Extracted records:

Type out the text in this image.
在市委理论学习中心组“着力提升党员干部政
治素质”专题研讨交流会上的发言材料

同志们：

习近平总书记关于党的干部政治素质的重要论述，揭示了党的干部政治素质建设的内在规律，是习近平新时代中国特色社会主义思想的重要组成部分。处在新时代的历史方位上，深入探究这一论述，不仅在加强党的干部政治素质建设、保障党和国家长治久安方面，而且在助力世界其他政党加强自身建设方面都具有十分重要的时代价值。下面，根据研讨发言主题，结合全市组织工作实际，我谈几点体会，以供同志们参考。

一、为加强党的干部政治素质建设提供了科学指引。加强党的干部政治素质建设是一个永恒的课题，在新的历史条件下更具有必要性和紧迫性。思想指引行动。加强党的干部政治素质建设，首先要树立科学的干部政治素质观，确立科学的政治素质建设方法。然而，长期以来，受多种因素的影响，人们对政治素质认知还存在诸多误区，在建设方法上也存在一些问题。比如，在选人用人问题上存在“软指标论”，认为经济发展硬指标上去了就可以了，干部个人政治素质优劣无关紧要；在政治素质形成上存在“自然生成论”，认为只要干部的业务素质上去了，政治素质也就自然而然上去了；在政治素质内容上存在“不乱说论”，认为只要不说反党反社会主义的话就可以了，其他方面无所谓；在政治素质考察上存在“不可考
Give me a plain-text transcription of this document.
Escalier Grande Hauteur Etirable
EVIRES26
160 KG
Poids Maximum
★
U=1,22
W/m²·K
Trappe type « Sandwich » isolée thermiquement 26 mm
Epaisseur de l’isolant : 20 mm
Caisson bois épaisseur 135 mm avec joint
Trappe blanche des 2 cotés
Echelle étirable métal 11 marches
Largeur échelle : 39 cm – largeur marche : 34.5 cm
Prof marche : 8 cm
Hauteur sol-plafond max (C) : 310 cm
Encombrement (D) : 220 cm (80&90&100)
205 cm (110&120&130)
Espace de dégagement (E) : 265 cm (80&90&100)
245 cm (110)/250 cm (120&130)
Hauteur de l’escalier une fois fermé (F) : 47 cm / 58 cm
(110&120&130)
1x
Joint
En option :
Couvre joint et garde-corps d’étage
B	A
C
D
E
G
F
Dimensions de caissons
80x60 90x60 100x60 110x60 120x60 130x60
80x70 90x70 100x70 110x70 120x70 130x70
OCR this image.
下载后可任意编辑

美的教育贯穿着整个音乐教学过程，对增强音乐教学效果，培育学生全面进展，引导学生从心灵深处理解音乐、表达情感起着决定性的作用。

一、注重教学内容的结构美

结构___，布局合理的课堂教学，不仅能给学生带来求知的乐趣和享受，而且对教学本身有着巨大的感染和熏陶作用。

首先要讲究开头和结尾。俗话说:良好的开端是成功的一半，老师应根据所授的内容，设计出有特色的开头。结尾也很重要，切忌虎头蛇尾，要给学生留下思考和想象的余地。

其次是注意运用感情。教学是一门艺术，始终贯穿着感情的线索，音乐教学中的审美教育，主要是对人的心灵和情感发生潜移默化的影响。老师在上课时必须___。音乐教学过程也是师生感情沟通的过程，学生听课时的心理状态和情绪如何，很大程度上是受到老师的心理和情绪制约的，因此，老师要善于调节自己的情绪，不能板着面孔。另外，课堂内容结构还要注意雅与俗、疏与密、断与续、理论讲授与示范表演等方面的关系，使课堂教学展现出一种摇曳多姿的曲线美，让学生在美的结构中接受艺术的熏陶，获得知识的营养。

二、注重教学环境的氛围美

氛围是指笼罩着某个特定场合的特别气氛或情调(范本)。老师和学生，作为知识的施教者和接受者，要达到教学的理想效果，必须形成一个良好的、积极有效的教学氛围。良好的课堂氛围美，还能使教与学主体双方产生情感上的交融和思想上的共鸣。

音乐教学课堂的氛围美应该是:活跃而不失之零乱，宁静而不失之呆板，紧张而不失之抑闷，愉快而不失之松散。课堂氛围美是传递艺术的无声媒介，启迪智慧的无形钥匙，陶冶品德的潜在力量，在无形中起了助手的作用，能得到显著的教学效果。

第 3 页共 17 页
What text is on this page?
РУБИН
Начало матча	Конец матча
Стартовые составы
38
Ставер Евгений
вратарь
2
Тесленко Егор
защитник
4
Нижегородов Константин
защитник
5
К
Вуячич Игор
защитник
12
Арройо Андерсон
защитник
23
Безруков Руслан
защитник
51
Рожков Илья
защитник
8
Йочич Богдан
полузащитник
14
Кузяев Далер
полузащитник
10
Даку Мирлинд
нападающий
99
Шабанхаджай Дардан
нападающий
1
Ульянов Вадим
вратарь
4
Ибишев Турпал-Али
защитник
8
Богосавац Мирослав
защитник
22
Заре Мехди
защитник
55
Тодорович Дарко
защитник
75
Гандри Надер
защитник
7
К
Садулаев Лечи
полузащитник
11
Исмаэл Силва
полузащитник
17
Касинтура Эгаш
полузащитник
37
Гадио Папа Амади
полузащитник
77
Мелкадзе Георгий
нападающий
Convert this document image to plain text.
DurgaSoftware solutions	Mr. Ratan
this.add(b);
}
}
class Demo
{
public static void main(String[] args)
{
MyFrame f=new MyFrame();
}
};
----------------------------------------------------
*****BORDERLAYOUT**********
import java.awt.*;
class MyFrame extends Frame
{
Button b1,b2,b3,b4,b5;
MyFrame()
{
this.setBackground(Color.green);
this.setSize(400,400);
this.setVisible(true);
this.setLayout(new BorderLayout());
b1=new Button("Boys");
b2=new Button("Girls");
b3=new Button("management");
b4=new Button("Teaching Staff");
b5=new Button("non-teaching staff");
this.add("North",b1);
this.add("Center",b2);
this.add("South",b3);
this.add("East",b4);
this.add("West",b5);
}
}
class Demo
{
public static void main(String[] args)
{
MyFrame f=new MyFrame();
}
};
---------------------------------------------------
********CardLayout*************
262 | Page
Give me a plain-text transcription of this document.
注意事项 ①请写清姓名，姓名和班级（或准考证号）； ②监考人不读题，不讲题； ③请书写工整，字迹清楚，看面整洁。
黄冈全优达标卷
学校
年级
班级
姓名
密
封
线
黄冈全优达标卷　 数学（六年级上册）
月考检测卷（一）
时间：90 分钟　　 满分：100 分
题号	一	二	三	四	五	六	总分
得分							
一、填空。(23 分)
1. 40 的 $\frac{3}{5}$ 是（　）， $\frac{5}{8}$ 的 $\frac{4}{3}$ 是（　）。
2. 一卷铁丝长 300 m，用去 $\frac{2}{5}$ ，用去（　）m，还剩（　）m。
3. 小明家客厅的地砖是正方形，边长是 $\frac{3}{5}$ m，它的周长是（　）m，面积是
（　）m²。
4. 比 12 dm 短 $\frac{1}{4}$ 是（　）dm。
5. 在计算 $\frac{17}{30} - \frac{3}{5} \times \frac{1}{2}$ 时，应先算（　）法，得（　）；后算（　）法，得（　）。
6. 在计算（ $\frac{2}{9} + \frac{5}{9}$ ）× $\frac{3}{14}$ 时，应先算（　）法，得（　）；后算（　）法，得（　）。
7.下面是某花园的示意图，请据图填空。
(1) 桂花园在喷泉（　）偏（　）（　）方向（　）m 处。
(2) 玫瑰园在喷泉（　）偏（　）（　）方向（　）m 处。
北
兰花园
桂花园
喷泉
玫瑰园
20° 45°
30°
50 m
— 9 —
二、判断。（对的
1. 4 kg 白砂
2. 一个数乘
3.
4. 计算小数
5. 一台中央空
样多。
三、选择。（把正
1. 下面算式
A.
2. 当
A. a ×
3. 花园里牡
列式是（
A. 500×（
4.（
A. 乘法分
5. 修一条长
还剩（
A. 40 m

**EXERCISE**. Transcribe every entry word for word.

**THE RESULT**.
Type out the text in this image.
在市委理论学习中心组“着力提升党员干部政
治素质”专题研讨交流会上的发言材料

同志们：

习近平总书记关于党的干部政治素质的重要论述，揭示了党的干部政治素质建设的内在规律，是习近平新时代中国特色社会主义思想的重要组成部分。处在新时代的历史方位上，深入探究这一论述，不仅在加强党的干部政治素质建设、保障党和国家长治久安方面，而且在助力世界其他政党加强自身建设方面都具有十分重要的时代价值。下面，根据研讨发言主题，结合全市组织工作实际，我谈几点体会，以供同志们参考。

一、为加强党的干部政治素质建设提供了科学指引。加强党的干部政治素质建设是一个永恒的课题，在新的历史条件下更具有必要性和紧迫性。思想指引行动。加强党的干部政治素质建设，首先要树立科学的干部政治素质观，确立科学的政治素质建设方法。然而，长期以来，受多种因素的影响，人们对政治素质认知还存在诸多误区，在建设方法上也存在一些问题。比如，在选人用人问题上存在“软指标论”，认为经济发展硬指标上去了就可以了，干部个人政治素质优劣无关紧要；在政治素质形成上存在“自然生成论”，认为只要干部的业务素质上去了，政治素质也就自然而然上去了；在政治素质内容上存在“不乱说论”，认为只要不说反党反社会主义的话就可以了，其他方面无所谓；在政治素质考察上存在“不可考
Give me a plain-text transcription of this document.
Escalier Grande Hauteur Etirable
EVIRES26
160 KG
Poids Maximum
★
U=1,22
W/m²·K
Trappe type « Sandwich » isolée thermiquement 26 mm
Epaisseur de l’isolant : 20 mm
Caisson bois épaisseur 135 mm avec joint
Trappe blanche des 2 cotés
Echelle étirable métal 11 marches
Largeur échelle : 39 cm – largeur marche : 34.5 cm
Prof marche : 8 cm
Hauteur sol-plafond max (C) : 310 cm
Encombrement (D) : 220 cm (80&90&100)
205 cm (110&120&130)
Espace de dégagement (E) : 265 cm (80&90&100)
245 cm (110)/250 cm (120&130)
Hauteur de l’escalier une fois fermé (F) : 47 cm / 58 cm
(110&120&130)
1x
Joint
En option :
Couvre joint et garde-corps d’étage
B	A
C
D
E
G
F
Dimensions de caissons
80x60 90x60 100x60 110x60 120x60 130x60
80x70 90x70 100x70 110x70 120x70 130x70
OCR this image.
下载后可任意编辑

美的教育贯穿着整个音乐教学过程，对增强音乐教学效果，培育学生全面进展，引导学生从心灵深处理解音乐、表达情感起着决定性的作用。

一、注重教学内容的结构美

结构___，布局合理的课堂教学，不仅能给学生带来求知的乐趣和享受，而且对教学本身有着巨大的感染和熏陶作用。

首先要讲究开头和结尾。俗话说:良好的开端是成功的一半，老师应根据所授的内容，设计出有特色的开头。结尾也很重要，切忌虎头蛇尾，要给学生留下思考和想象的余地。

其次是注意运用感情。教学是一门艺术，始终贯穿着感情的线索，音乐教学中的审美教育，主要是对人的心灵和情感发生潜移默化的影响。老师在上课时必须___。音乐教学过程也是师生感情沟通的过程，学生听课时的心理状态和情绪如何，很大程度上是受到老师的心理和情绪制约的，因此，老师要善于调节自己的情绪，不能板着面孔。另外，课堂内容结构还要注意雅与俗、疏与密、断与续、理论讲授与示范表演等方面的关系，使课堂教学展现出一种摇曳多姿的曲线美，让学生在美的结构中接受艺术的熏陶，获得知识的营养。

二、注重教学环境的氛围美

氛围是指笼罩着某个特定场合的特别气氛或情调(范本)。老师和学生，作为知识的施教者和接受者，要达到教学的理想效果，必须形成一个良好的、积极有效的教学氛围。良好的课堂氛围美，还能使教与学主体双方产生情感上的交融和思想上的共鸣。

音乐教学课堂的氛围美应该是:活跃而不失之零乱，宁静而不失之呆板，紧张而不失之抑闷，愉快而不失之松散。课堂氛围美是传递艺术的无声媒介，启迪智慧的无形钥匙，陶冶品德的潜在力量，在无形中起了助手的作用，能得到显著的教学效果。

第 3 页共 17 页
What text is on this page?
РУБИН
Начало матча	Конец матча
Стартовые составы
38
Ставер Евгений
вратарь
2
Тесленко Егор
защитник
4
Нижегородов Константин
защитник
5
К
Вуячич Игор
защитник
12
Арройо Андерсон
защитник
23
Безруков Руслан
защитник
51
Рожков Илья
защитник
8
Йочич Богдан
полузащитник
14
Кузяев Далер
полузащитник
10
Даку Мирлинд
нападающий
99
Шабанхаджай Дардан
нападающий
1
Ульянов Вадим
вратарь
4
Ибишев Турпал-Али
защитник
8
Богосавац Мирослав
защитник
22
Заре Мехди
защитник
55
Тодорович Дарко
защитник
75
Гандри Надер
защитник
7
К
Садулаев Лечи
полузащитник
11
Исмаэл Силва
полузащитник
17
Касинтура Эгаш
полузащитник
37
Гадио Папа Амади
полузащитник
77
Мелкадзе Георгий
нападающий
Convert this document image to plain text.
DurgaSoftware solutions	Mr. Ratan
this.add(b);
}
}
class Demo
{
public static void main(String[] args)
{
MyFrame f=new MyFrame();
}
};
----------------------------------------------------
*****BORDERLAYOUT**********
import java.awt.*;
class MyFrame extends Frame
{
Button b1,b2,b3,b4,b5;
MyFrame()
{
this.setBackground(Color.green);
this.setSize(400,400);
this.setVisible(true);
this.setLayout(new BorderLayout());
b1=new Button("Boys");
b2=new Button("Girls");
b3=new Button("management");
b4=new Button("Teaching Staff");
b5=new Button("non-teaching staff");
this.add("North",b1);
this.add("Center",b2);
this.add("South",b3);
this.add("East",b4);
this.add("West",b5);
}
}
class Demo
{
public static void main(String[] args)
{
MyFrame f=new MyFrame();
}
};
---------------------------------------------------
********CardLayout*************
262 | Page
Give me a plain-text transcription of this document.
注意事项 ①请写清姓名，姓名和班级（或准考证号）； ②监考人不读题，不讲题； ③请书写工整，字迹清楚，看面整洁。
黄冈全优达标卷
学校
年级
班级
姓名
密
封
线
黄冈全优达标卷　 数学（六年级上册）
月考检测卷（一）
时间：90 分钟　　 满分：100 分
题号	一	二	三	四	五	六	总分
得分							
一、填空。(23 分)
1. 40 的 $\frac{3}{5}$ 是（　）， $\frac{5}{8}$ 的 $\frac{4}{3}$ 是（　）。
2. 一卷铁丝长 300 m，用去 $\frac{2}{5}$ ，用去（　）m，还剩（　）m。
3. 小明家客厅的地砖是正方形，边长是 $\frac{3}{5}$ m，它的周长是（　）m，面积是
（　）m²。
4. 比 12 dm 短 $\frac{1}{4}$ 是（　）dm。
5. 在计算 $\frac{17}{30} - \frac{3}{5} \times \frac{1}{2}$ 时，应先算（　）法，得（　）；后算（　）法，得（　）。
6. 在计算（ $\frac{2}{9} + \frac{5}{9}$ ）× $\frac{3}{14}$ 时，应先算（　）法，得（　）；后算（　）法，得（　）。
7.下面是某花园的示意图，请据图填空。
(1) 桂花园在喷泉（　）偏（　）（　）方向（　）m 处。
(2) 玫瑰园在喷泉（　）偏（　）（　）方向（　）m 处。
北
兰花园
桂花园
喷泉
玫瑰园
20° 45°
30°
50 m
— 9 —
二、判断。（对的
1. 4 kg 白砂
2. 一个数乘
3.
4. 计算小数
5. 一台中央空
样多。
三、选择。（把正
1. 下面算式
A.
2. 当
A. a ×
3. 花园里牡
列式是（
A. 500×（
4.（
A. 乘法分
5. 修一条长
还剩（
A. 40 m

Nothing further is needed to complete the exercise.